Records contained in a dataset
>> START

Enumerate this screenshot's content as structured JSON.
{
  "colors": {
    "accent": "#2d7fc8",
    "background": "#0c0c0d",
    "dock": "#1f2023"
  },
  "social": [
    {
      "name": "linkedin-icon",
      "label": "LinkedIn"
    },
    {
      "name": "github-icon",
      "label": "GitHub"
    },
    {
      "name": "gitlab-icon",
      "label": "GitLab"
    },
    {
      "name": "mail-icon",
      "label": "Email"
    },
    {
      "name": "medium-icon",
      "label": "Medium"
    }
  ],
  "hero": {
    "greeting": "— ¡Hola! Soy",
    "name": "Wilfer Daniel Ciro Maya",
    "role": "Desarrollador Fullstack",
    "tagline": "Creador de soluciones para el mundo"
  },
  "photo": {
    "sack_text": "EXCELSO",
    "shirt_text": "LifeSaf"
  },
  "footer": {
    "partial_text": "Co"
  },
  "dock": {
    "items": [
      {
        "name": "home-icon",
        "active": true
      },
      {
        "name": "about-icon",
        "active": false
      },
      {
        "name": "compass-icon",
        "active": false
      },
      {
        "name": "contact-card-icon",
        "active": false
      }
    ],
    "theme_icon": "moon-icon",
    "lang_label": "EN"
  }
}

>> END
>> START

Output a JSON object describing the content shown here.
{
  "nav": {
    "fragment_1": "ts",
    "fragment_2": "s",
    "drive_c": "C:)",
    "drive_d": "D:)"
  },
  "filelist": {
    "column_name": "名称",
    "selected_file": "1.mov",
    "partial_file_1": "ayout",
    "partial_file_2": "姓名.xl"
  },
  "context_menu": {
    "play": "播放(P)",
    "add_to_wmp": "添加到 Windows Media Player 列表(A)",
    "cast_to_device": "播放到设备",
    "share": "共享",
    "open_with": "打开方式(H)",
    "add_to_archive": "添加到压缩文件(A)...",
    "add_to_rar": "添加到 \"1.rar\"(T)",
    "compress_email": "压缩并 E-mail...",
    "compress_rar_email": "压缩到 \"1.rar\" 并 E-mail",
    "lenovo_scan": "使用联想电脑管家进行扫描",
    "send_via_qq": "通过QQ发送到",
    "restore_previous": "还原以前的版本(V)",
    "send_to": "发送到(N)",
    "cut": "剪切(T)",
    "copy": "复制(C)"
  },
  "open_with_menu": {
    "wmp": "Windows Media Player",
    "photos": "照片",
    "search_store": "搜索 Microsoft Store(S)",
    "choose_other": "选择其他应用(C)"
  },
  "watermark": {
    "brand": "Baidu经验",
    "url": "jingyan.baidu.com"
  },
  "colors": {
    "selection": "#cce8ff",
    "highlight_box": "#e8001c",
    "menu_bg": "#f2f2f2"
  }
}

>> END

## Required task
Extract all lines of the records above that include "Media".

## Task response
    "add_to_wmp": "添加到 Windows Media Player 列表(A)",
    "wmp": "Windows Media Player",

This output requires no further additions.